Task instructions: Search the data for the string "label" and gather each line it is in.

>>>

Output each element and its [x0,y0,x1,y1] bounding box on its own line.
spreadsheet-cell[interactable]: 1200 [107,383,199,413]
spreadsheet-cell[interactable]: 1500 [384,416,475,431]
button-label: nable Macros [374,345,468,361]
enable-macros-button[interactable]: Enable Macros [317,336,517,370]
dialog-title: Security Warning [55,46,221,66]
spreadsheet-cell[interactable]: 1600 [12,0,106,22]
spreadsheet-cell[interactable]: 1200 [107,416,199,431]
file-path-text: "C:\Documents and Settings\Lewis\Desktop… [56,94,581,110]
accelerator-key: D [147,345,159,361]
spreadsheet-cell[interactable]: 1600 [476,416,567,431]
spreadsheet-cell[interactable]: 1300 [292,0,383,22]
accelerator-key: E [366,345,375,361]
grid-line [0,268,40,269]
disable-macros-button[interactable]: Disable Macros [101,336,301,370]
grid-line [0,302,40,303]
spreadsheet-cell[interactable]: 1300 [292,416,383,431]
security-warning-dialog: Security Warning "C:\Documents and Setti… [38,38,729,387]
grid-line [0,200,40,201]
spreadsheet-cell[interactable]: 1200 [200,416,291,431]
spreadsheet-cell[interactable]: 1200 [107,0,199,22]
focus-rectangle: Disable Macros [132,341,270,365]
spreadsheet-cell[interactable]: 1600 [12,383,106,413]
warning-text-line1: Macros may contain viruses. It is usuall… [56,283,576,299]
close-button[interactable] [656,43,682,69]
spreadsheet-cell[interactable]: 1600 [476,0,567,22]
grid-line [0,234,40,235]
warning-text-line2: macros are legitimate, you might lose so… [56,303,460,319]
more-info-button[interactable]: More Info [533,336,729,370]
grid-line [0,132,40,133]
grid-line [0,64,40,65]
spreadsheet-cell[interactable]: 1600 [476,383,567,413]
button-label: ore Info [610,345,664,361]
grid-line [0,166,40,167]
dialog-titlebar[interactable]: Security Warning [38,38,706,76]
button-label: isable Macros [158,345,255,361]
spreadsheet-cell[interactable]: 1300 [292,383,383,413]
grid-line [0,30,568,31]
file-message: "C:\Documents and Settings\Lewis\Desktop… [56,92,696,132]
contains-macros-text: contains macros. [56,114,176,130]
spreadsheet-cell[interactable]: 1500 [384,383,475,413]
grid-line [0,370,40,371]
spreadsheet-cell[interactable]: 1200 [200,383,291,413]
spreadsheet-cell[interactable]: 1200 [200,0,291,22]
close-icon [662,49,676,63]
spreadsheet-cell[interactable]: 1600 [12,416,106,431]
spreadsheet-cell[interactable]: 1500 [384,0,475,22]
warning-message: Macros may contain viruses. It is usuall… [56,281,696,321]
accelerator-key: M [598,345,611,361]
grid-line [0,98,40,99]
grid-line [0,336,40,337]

<<<

Solution:
button-label: nable Macros [374,345,468,361]
button-label: ore Info [610,345,664,361]
button-label: isable Macros [158,345,255,361]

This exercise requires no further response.